---------- Extracted text ----------
As we have seen, we know that this connection was far older than the
time of the XVIIIth Dynasty, but it is during that time and the Hyksos
period that we have the clearest documentary proof of its existence,
from the statuette of Abnub and the alabastron lid of King Khian,
found at Knossos, down to the Mycenaean pottery fragments found at Tell
el-Amarna, a site which has been utterly abandoned since the time of
the heretic Akhunaten (B.C. 1430), so that there is no possibility of
anything found there being later than his time. That the connection
existed as late as the time of the XXth Dynasty we know from the
representations of golden _Buegelkannen_ or false-necked vases of
Mycenaean form in the tomb of Ramses III in the Biban el-Muluk, and of
golden cups of Vaphio type in the tomb of Imadua, already mentioned.
This brings the connection down to about 1050 B.C.
---------- Material ----------
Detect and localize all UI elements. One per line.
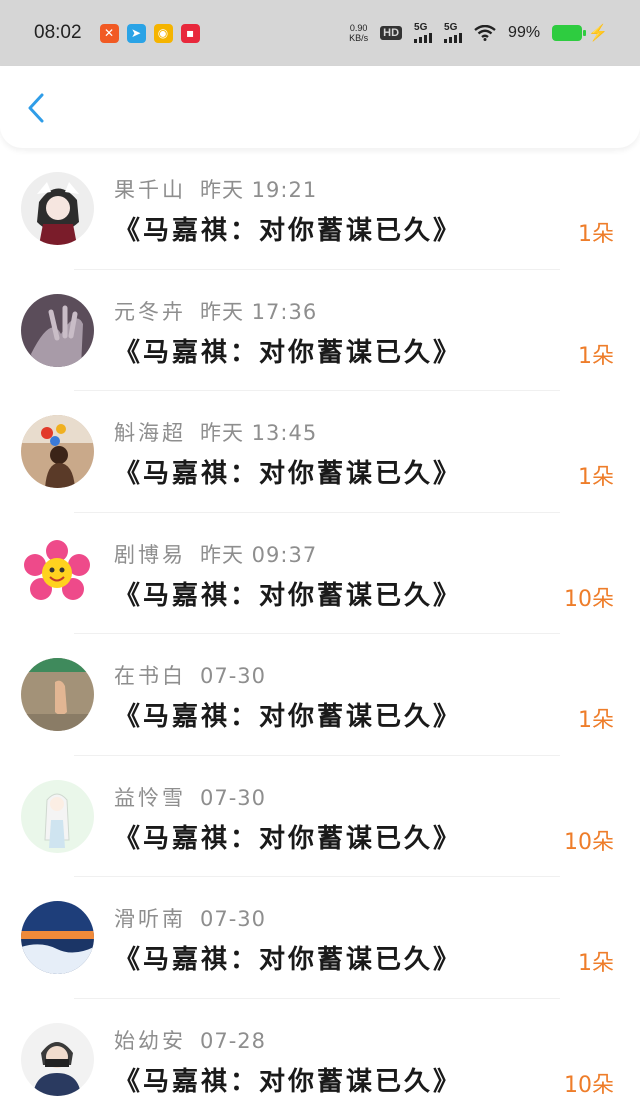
----------
**Directions:**
a – Using the passage on Egyptian–Mycenaean contact, answer each question:
(i) What date is given for the heretic Akhunaten?
(ii) In whose tomb are golden cups of Vaphio type represented?
(iii) To about what date does the evidence bring the connection down?
b – List every object or group of objects that the passage on Egyptian–Mycenaean contact cites as evidence of the connection.
c – Transcribe the passage on Egyptian–Mycenaean contact from "As we have seen, we" to "about 1050 B.C.".
Answer from the passage on Egyptian–Mycenaean contact alone, not from the listing.

**Solutions to the exercise:**
a –
(i) B.C. 1430
(ii) The tomb of Imadua
(iii) About 1050 B.C.

b –
- The statuette of Abnub
- The alabastron lid of King Khian
- Mycenaean pottery fragments found at Tell el-Amarna
- Golden _Buegelkannen_, or false-necked vases of Mycenaean form, represented in the tomb of Ramses III
- Golden cups of Vaphio type represented in the tomb of Imadua

c –
As we have seen, we know that this connection was far older than the
time of the XVIIIth Dynasty, but it is during that time and the Hyksos
period that we have the clearest documentary proof of its existence,
from the statuette of Abnub and the alabastron lid of King Khian,
found at Knossos, down to the Mycenaean pottery fragments found at Tell
el-Amarna, a site which has been utterly abandoned since the time of
the heretic Akhunaten (B.C. 1430), so that there is no possibility of
anything found there being later than his time. That the connection
existed as late as the time of the XXth Dynasty we know from the
representations of golden _Buegelkannen_ or false-necked vases of
Mycenaean form in the tomb of Ramses III in the Biban el-Muluk, and of
golden cups of Vaphio type in the tomb of Imadua, already mentioned.
This brings the connection down to about 1050 B.C.